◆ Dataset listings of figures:
--------------------------------
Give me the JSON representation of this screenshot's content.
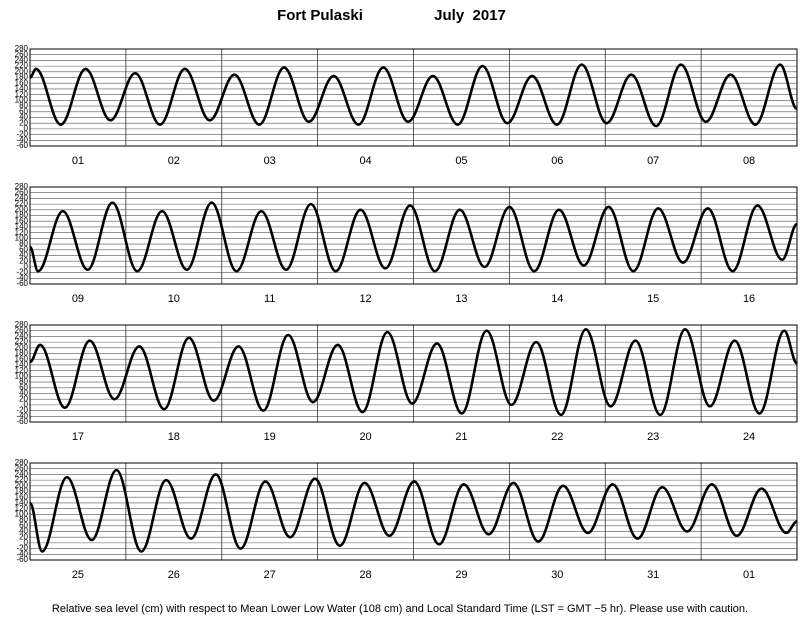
{
  "title": "Fort Pulaski",
  "date": "July  2017",
  "note": "Relative sea level (cm) with respect to Mean Lower Low Water (108 cm) and Local Standard Time (LST = GMT −5 hr). Please use with caution.",
  "chart_data": [
    {
      "type": "line",
      "color": "#000000",
      "grid": true,
      "categories": [
        "01",
        "02",
        "03",
        "04",
        "05",
        "06",
        "07",
        "08"
      ],
      "xlim": [
        0,
        192
      ],
      "ylim": [
        -60,
        280
      ],
      "yticks": [
        280,
        260,
        240,
        220,
        200,
        180,
        160,
        140,
        120,
        100,
        80,
        60,
        40,
        20,
        0,
        -20,
        -40,
        -60
      ],
      "x": [
        0,
        1.5,
        7.71,
        13.92,
        20.13,
        26.34,
        32.55,
        38.76,
        44.97,
        51.18,
        57.39,
        63.6,
        69.81,
        76.02,
        82.23,
        88.44,
        94.65,
        100.86,
        107.07,
        113.28,
        119.49,
        125.7,
        131.91,
        138.12,
        144.33,
        150.54,
        156.75,
        162.96,
        169.17,
        175.38,
        181.59,
        187.8,
        192
      ],
      "values": [
        180,
        210,
        15,
        210,
        30,
        195,
        15,
        210,
        30,
        190,
        15,
        215,
        25,
        185,
        15,
        215,
        25,
        185,
        15,
        220,
        20,
        185,
        15,
        225,
        20,
        190,
        10,
        225,
        25,
        190,
        15,
        225,
        70
      ]
    },
    {
      "type": "line",
      "color": "#000000",
      "grid": true,
      "categories": [
        "09",
        "10",
        "11",
        "12",
        "13",
        "14",
        "15",
        "16"
      ],
      "xlim": [
        0,
        192
      ],
      "ylim": [
        -60,
        280
      ],
      "yticks": [
        280,
        260,
        240,
        220,
        200,
        180,
        160,
        140,
        120,
        100,
        80,
        60,
        40,
        20,
        0,
        -20,
        -40,
        -60
      ],
      "x": [
        0,
        2.01,
        8.22,
        14.43,
        20.64,
        26.85,
        33.06,
        39.27,
        45.48,
        51.69,
        57.9,
        64.11,
        70.32,
        76.53,
        82.74,
        88.95,
        95.16,
        101.37,
        107.58,
        113.79,
        120.0,
        126.21,
        132.42,
        138.63,
        144.84,
        151.05,
        157.26,
        163.47,
        169.68,
        175.89,
        182.1,
        188.31,
        192
      ],
      "values": [
        70,
        -15,
        195,
        -10,
        225,
        -15,
        195,
        -10,
        225,
        -15,
        195,
        -10,
        220,
        -15,
        200,
        -5,
        215,
        -15,
        200,
        0,
        210,
        -15,
        200,
        5,
        210,
        -15,
        205,
        15,
        205,
        -15,
        215,
        25,
        150
      ]
    },
    {
      "type": "line",
      "color": "#000000",
      "grid": true,
      "categories": [
        "17",
        "18",
        "19",
        "20",
        "21",
        "22",
        "23",
        "24"
      ],
      "xlim": [
        0,
        192
      ],
      "ylim": [
        -60,
        280
      ],
      "yticks": [
        280,
        260,
        240,
        220,
        200,
        180,
        160,
        140,
        120,
        100,
        80,
        60,
        40,
        20,
        0,
        -20,
        -40,
        -60
      ],
      "x": [
        0,
        2.52,
        8.73,
        14.94,
        21.15,
        27.36,
        33.57,
        39.78,
        45.99,
        52.2,
        58.41,
        64.62,
        70.83,
        77.04,
        83.25,
        89.46,
        95.67,
        101.88,
        108.09,
        114.3,
        120.51,
        126.72,
        132.93,
        139.14,
        145.35,
        151.56,
        157.77,
        163.98,
        170.19,
        176.4,
        182.61,
        188.82,
        192
      ],
      "values": [
        150,
        210,
        -10,
        225,
        20,
        205,
        -15,
        235,
        15,
        205,
        -20,
        245,
        10,
        210,
        -25,
        255,
        5,
        215,
        -30,
        260,
        0,
        220,
        -35,
        265,
        -5,
        225,
        -35,
        265,
        -5,
        225,
        -30,
        260,
        145
      ]
    },
    {
      "type": "line",
      "color": "#000000",
      "grid": true,
      "categories": [
        "25",
        "26",
        "27",
        "28",
        "29",
        "30",
        "31",
        "01"
      ],
      "xlim": [
        0,
        192
      ],
      "ylim": [
        -60,
        280
      ],
      "yticks": [
        280,
        260,
        240,
        220,
        200,
        180,
        160,
        140,
        120,
        100,
        80,
        60,
        40,
        20,
        0,
        -20,
        -40,
        -60
      ],
      "x": [
        0,
        3.03,
        9.24,
        15.45,
        21.66,
        27.87,
        34.08,
        40.29,
        46.5,
        52.71,
        58.92,
        65.13,
        71.34,
        77.55,
        83.76,
        89.97,
        96.18,
        102.39,
        108.6,
        114.81,
        121.02,
        127.23,
        133.44,
        139.65,
        145.86,
        152.07,
        158.28,
        164.49,
        170.7,
        176.91,
        183.12,
        189.33,
        192
      ],
      "values": [
        140,
        -30,
        230,
        10,
        255,
        -30,
        220,
        15,
        240,
        -20,
        215,
        20,
        225,
        -10,
        210,
        25,
        215,
        -5,
        205,
        30,
        210,
        5,
        200,
        35,
        205,
        15,
        195,
        40,
        205,
        25,
        190,
        35,
        75
      ]
    }
  ]
}
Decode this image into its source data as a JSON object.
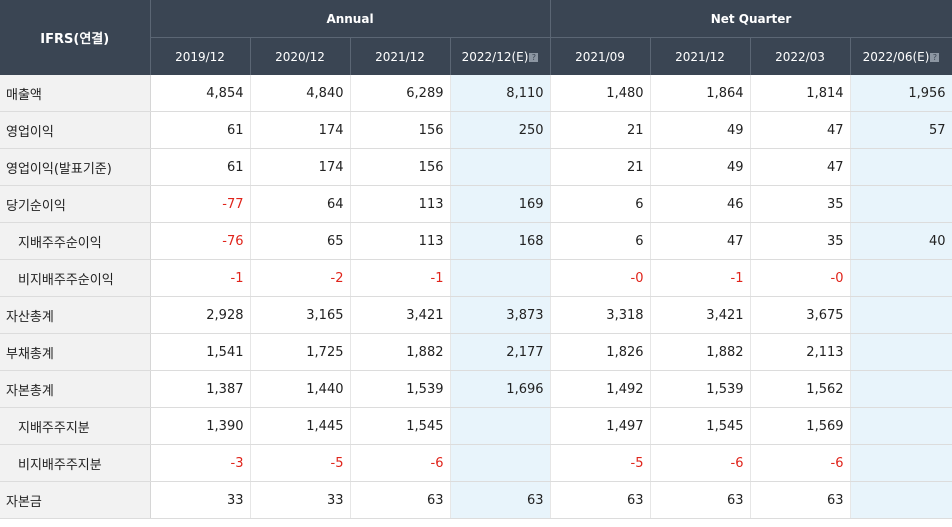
{
  "header": {
    "corner": "IFRS(연결)",
    "annual_label": "Annual",
    "quarter_label": "Net Quarter",
    "periods": [
      "2019/12",
      "2020/12",
      "2021/12",
      "2022/12(E)",
      "2021/09",
      "2021/12",
      "2022/03",
      "2022/06(E)"
    ],
    "estimate_marker": "?"
  },
  "rows": [
    {
      "label": "매출액",
      "sub": false,
      "values": [
        "4,854",
        "4,840",
        "6,289",
        "8,110",
        "1,480",
        "1,864",
        "1,814",
        "1,956"
      ]
    },
    {
      "label": "영업이익",
      "sub": false,
      "values": [
        "61",
        "174",
        "156",
        "250",
        "21",
        "49",
        "47",
        "57"
      ]
    },
    {
      "label": "영업이익(발표기준)",
      "sub": false,
      "values": [
        "61",
        "174",
        "156",
        "",
        "21",
        "49",
        "47",
        ""
      ]
    },
    {
      "label": "당기순이익",
      "sub": false,
      "values": [
        "-77",
        "64",
        "113",
        "169",
        "6",
        "46",
        "35",
        ""
      ]
    },
    {
      "label": "지배주주순이익",
      "sub": true,
      "values": [
        "-76",
        "65",
        "113",
        "168",
        "6",
        "47",
        "35",
        "40"
      ]
    },
    {
      "label": "비지배주주순이익",
      "sub": true,
      "values": [
        "-1",
        "-2",
        "-1",
        "",
        "-0",
        "-1",
        "-0",
        ""
      ]
    },
    {
      "label": "자산총계",
      "sub": false,
      "values": [
        "2,928",
        "3,165",
        "3,421",
        "3,873",
        "3,318",
        "3,421",
        "3,675",
        ""
      ]
    },
    {
      "label": "부채총계",
      "sub": false,
      "values": [
        "1,541",
        "1,725",
        "1,882",
        "2,177",
        "1,826",
        "1,882",
        "2,113",
        ""
      ]
    },
    {
      "label": "자본총계",
      "sub": false,
      "values": [
        "1,387",
        "1,440",
        "1,539",
        "1,696",
        "1,492",
        "1,539",
        "1,562",
        ""
      ]
    },
    {
      "label": "지배주주지분",
      "sub": true,
      "values": [
        "1,390",
        "1,445",
        "1,545",
        "",
        "1,497",
        "1,545",
        "1,569",
        ""
      ]
    },
    {
      "label": "비지배주주지분",
      "sub": true,
      "values": [
        "-3",
        "-5",
        "-6",
        "",
        "-5",
        "-6",
        "-6",
        ""
      ]
    },
    {
      "label": "자본금",
      "sub": false,
      "values": [
        "33",
        "33",
        "63",
        "63",
        "63",
        "63",
        "63",
        ""
      ]
    }
  ],
  "colors": {
    "header_bg": "#3a4553",
    "estimate_bg": "#e8f4fb",
    "negative": "#e0241b",
    "label_bg": "#f2f2f2"
  }
}
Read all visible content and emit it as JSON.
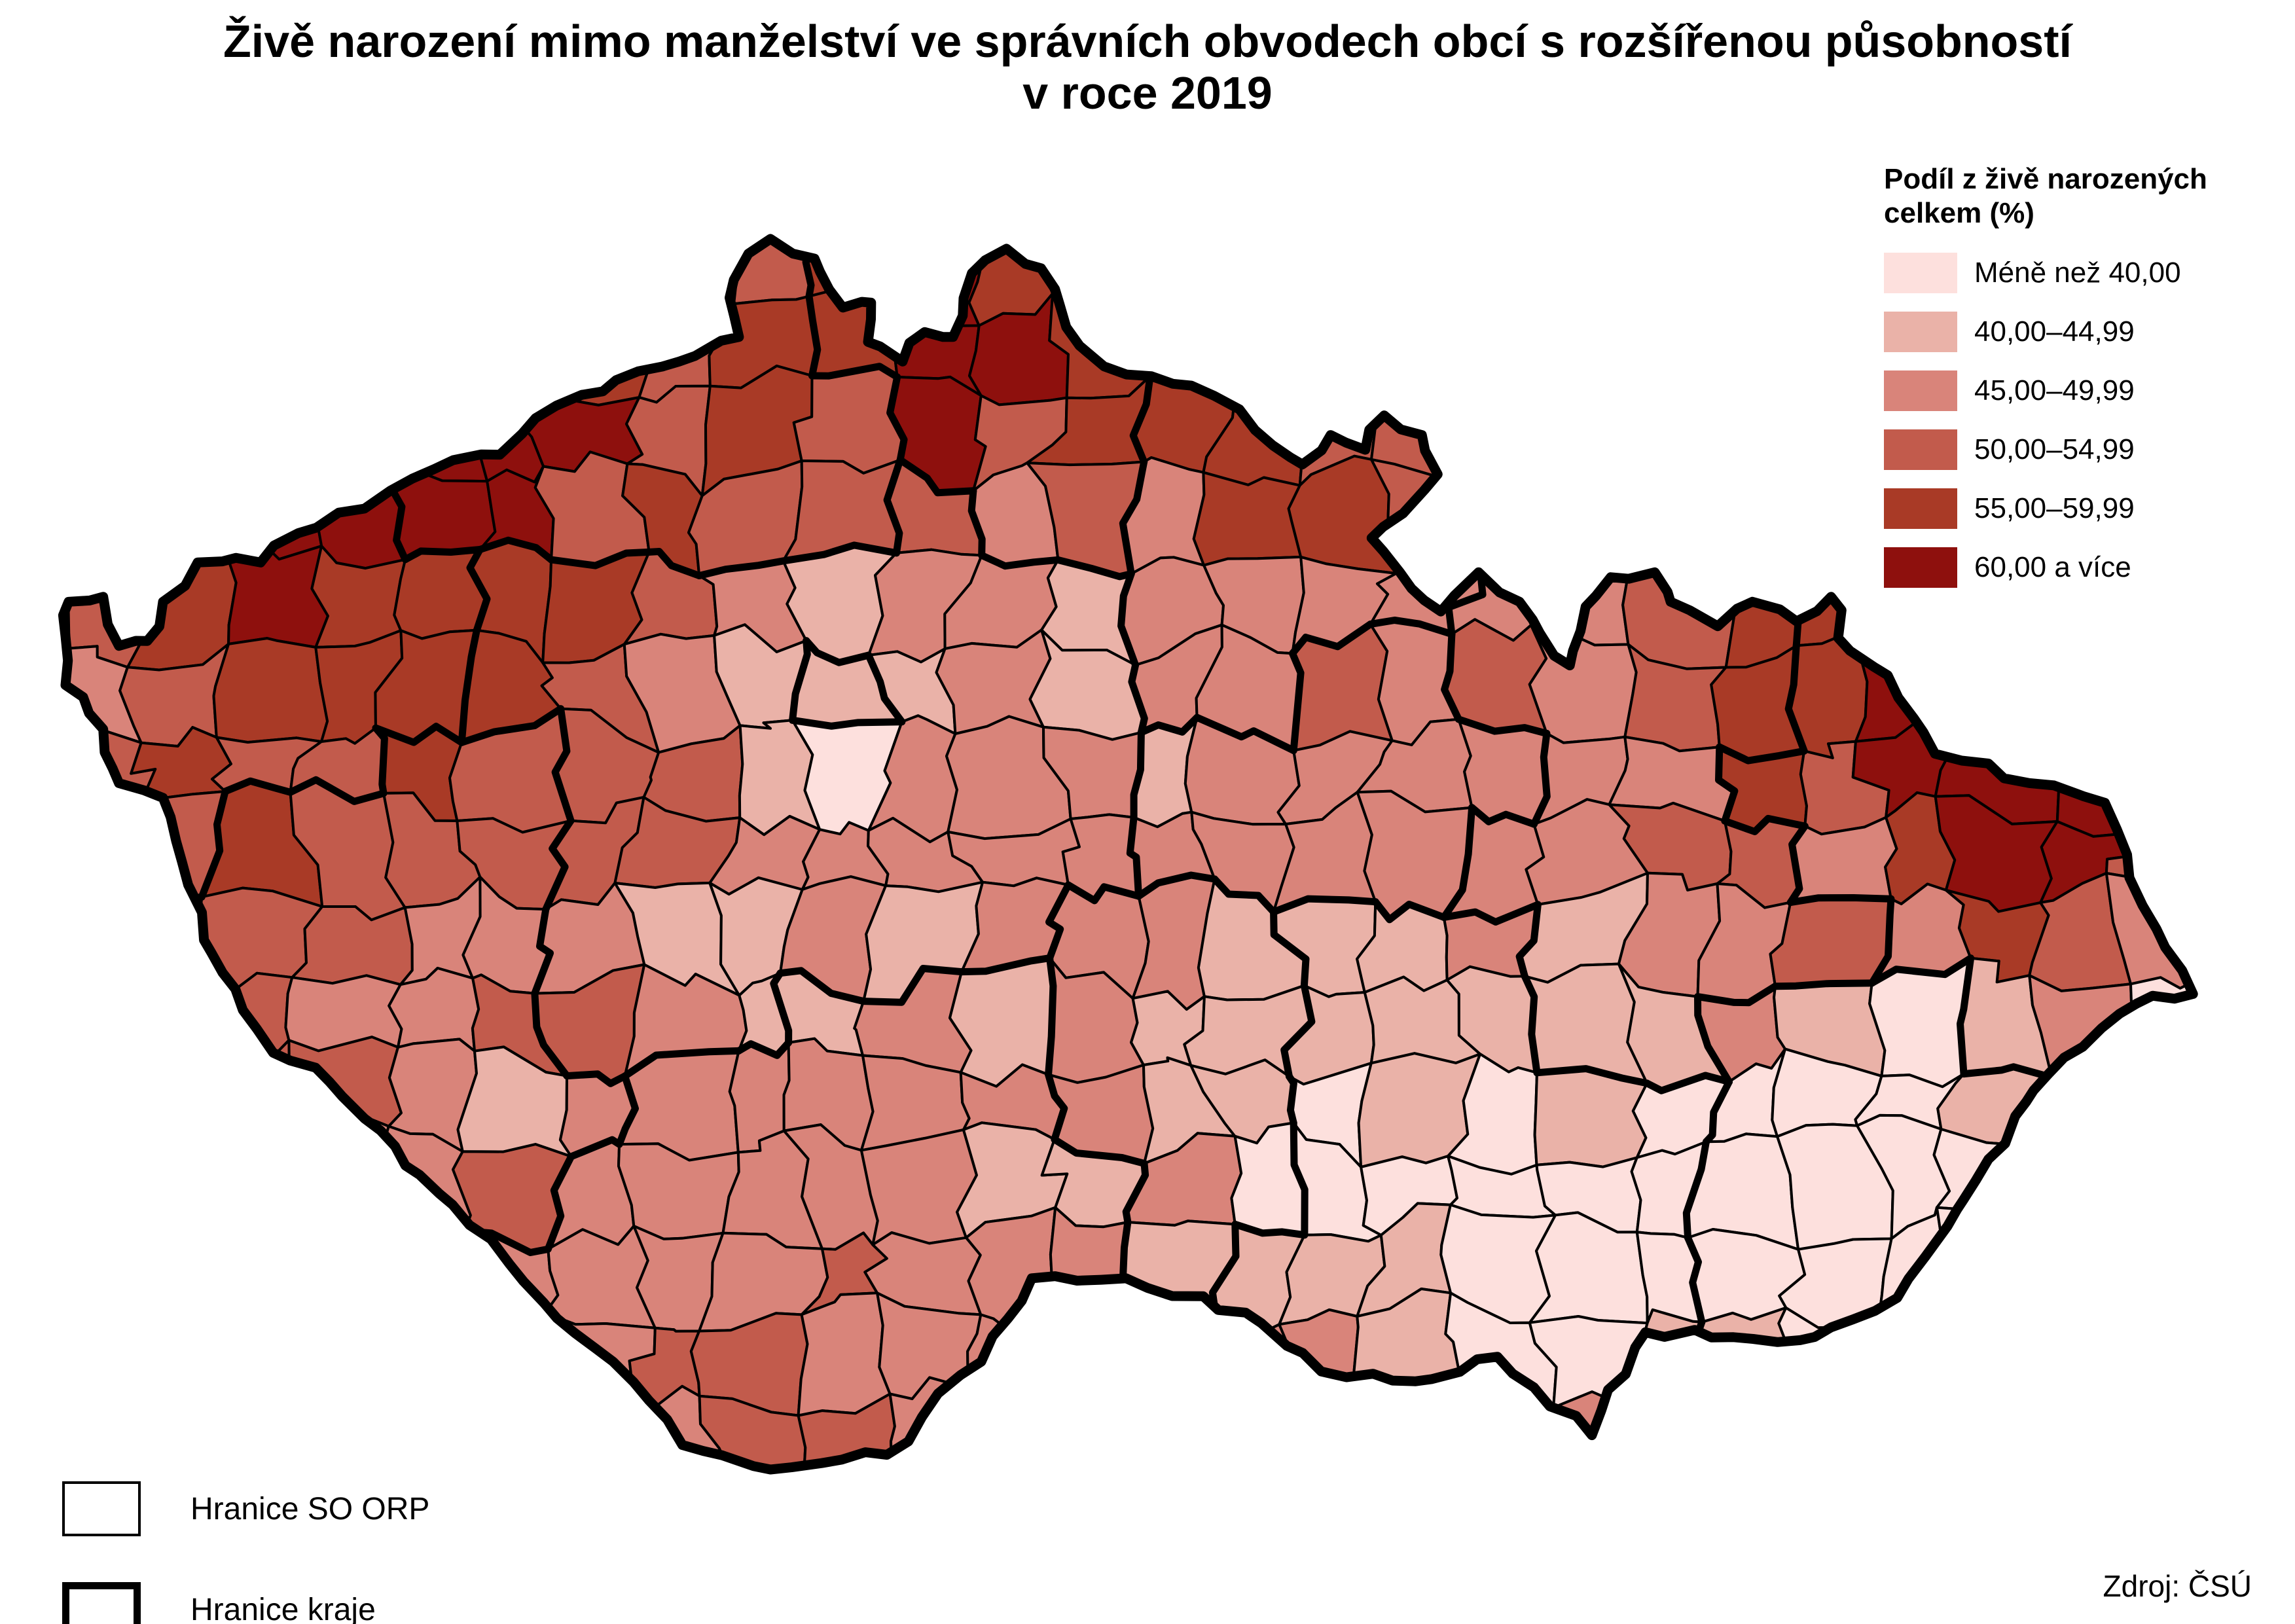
{
  "title": {
    "line1": "Živě narození mimo manželství ve správních obvodech obcí s rozšířenou působností",
    "line2": "v roce 2019"
  },
  "legend": {
    "title_line1": "Podíl z živě narozených",
    "title_line2": "celkem (%)",
    "classes": [
      {
        "label": "Méně než 40,00",
        "color": "#fde0dd"
      },
      {
        "label": "40,00–44,99",
        "color": "#eab2a8"
      },
      {
        "label": "45,00–49,99",
        "color": "#d9847a"
      },
      {
        "label": "50,00–54,99",
        "color": "#c25b4c"
      },
      {
        "label": "55,00–59,99",
        "color": "#a93a26"
      },
      {
        "label": "60,00 a více",
        "color": "#8e100d"
      }
    ]
  },
  "boundary_legend": {
    "orp_label": "Hranice SO ORP",
    "kraj_label": "Hranice kraje"
  },
  "source": "Zdroj: ČSÚ",
  "map": {
    "outline_color": "#000000",
    "orp_border_color": "#000000",
    "background": "#ffffff"
  }
}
--------------------------------
◆ What the exercise asks: Where a line in the entries holds the word "content", copy that line.

◆ Output of the exercise:
Give me the JSON representation of this screenshot's content.
Read all visible content and emit it as JSON.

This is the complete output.